### AIM OF THE TASK
Write out, character for character, the line containing "Give me a plain-text" and all lines after it up to the end of the listing.

### DATA FOR THIS TASK
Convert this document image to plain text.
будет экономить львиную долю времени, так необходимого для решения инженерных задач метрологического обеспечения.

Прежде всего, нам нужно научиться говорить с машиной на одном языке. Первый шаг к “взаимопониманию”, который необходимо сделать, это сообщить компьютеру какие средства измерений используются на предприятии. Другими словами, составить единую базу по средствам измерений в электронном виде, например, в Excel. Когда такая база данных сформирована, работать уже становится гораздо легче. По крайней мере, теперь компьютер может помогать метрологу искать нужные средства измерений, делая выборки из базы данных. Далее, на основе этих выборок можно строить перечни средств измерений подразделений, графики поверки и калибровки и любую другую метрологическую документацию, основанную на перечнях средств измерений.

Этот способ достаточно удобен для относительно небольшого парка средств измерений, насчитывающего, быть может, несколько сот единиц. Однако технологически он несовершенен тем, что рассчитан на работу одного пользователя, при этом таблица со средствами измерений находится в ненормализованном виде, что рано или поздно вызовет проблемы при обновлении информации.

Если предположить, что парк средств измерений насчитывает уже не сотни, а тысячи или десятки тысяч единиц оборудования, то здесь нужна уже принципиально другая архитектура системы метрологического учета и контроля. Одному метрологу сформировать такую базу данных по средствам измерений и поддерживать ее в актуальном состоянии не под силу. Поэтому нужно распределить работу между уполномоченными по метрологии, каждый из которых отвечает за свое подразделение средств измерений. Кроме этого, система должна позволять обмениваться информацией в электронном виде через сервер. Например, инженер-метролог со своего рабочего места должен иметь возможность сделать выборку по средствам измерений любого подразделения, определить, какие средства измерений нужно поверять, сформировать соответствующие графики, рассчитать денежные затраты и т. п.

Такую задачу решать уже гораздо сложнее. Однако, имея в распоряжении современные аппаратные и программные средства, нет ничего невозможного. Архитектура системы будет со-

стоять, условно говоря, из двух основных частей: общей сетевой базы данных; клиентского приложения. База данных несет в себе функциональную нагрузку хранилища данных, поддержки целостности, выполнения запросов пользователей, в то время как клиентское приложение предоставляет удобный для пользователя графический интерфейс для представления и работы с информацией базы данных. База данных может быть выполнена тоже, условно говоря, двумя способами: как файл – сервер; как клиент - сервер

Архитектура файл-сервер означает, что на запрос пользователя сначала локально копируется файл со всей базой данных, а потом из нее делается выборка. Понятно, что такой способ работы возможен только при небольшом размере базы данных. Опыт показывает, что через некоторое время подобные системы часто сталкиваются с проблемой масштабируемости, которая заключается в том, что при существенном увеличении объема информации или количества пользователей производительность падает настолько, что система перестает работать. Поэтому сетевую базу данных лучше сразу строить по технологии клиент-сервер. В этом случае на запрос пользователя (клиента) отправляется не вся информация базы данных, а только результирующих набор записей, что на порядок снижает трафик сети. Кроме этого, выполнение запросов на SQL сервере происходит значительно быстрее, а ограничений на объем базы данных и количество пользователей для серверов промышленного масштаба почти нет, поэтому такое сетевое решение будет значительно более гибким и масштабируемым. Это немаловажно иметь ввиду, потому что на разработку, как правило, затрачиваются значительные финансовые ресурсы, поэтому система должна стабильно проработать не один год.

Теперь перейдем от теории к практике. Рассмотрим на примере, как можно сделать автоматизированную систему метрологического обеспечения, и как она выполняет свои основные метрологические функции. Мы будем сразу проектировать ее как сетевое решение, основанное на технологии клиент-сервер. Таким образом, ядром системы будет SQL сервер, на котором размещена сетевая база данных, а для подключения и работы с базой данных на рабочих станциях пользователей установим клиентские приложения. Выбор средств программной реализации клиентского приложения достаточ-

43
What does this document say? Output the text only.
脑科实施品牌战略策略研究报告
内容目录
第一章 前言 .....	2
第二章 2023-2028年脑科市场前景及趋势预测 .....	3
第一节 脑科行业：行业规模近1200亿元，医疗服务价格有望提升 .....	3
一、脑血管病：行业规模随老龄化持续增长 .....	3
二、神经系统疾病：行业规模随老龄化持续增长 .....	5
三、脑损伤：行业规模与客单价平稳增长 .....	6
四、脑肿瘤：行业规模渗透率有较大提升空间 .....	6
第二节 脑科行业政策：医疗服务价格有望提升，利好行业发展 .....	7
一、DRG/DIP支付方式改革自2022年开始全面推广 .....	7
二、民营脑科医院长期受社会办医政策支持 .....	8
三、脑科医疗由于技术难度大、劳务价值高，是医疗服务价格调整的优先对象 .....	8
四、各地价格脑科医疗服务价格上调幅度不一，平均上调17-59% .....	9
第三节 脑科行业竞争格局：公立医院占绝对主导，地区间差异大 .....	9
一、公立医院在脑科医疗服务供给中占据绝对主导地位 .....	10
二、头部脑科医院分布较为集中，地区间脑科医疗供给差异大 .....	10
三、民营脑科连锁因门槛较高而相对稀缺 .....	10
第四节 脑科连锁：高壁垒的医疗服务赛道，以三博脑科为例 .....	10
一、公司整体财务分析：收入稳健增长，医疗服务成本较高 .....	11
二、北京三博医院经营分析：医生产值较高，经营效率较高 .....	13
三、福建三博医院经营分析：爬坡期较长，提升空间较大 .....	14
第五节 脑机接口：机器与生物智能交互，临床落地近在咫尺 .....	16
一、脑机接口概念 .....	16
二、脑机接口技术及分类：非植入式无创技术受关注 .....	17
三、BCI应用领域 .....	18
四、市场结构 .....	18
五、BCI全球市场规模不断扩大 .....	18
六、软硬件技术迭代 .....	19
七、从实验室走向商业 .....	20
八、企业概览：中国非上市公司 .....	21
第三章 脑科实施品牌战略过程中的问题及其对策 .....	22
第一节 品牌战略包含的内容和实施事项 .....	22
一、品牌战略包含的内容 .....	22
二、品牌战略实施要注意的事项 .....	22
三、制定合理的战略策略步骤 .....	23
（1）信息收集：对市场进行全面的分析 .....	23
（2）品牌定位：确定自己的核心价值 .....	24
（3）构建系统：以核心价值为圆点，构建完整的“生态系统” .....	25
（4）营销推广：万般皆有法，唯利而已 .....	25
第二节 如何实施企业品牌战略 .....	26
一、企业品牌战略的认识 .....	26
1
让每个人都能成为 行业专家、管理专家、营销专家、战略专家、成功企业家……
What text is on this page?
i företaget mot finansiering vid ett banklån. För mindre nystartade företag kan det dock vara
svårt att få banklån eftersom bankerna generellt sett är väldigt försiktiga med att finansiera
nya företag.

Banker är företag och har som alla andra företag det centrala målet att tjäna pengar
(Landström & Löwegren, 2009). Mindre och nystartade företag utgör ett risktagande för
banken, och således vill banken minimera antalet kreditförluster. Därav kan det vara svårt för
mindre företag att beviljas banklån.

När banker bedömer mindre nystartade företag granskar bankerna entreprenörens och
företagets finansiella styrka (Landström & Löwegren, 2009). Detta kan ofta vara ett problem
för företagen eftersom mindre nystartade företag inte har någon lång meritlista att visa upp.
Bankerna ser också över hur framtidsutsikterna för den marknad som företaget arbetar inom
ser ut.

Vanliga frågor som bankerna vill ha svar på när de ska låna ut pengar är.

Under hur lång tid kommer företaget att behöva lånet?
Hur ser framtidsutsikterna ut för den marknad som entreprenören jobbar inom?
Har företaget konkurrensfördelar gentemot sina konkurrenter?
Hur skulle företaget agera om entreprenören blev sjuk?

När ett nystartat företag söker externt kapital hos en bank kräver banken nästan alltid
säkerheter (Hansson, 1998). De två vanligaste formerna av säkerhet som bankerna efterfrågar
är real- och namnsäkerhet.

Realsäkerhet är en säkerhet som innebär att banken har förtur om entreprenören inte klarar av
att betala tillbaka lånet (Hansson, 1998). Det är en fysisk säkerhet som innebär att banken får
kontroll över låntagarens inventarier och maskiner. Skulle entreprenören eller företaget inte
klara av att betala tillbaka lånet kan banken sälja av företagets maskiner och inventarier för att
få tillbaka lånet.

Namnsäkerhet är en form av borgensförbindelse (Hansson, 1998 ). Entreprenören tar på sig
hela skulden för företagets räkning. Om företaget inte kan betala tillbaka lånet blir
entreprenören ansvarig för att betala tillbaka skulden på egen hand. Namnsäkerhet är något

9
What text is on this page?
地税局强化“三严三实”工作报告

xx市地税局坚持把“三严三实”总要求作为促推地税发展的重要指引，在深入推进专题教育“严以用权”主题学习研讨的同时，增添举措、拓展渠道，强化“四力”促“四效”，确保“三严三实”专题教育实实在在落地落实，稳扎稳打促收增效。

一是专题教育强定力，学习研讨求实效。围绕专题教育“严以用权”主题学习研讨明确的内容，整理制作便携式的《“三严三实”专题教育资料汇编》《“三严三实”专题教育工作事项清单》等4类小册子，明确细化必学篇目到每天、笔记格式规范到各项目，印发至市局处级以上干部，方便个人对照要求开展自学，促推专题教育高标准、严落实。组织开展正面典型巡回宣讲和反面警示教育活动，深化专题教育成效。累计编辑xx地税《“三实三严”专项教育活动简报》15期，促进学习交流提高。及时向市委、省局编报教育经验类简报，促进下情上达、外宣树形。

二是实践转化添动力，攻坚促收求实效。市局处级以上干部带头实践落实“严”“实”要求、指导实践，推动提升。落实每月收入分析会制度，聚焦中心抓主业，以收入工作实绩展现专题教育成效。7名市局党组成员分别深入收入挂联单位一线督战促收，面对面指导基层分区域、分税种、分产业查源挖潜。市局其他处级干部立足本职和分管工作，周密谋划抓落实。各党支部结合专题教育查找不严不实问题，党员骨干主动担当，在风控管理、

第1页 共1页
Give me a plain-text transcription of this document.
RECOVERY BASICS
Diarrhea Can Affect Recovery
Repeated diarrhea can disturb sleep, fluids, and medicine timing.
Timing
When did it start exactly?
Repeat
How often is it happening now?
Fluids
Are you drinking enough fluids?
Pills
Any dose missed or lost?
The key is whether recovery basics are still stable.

### RESPONSE TO THIS EXERCISE
Give me a plain-text transcription of this document.
RECOVERY BASICS
Diarrhea Can Affect Recovery
Repeated diarrhea can disturb sleep, fluids, and medicine timing.
Timing
When did it start exactly?
Repeat
How often is it happening now?
Fluids
Are you drinking enough fluids?
Pills
Any dose missed or lost?
The key is whether recovery basics are still stable.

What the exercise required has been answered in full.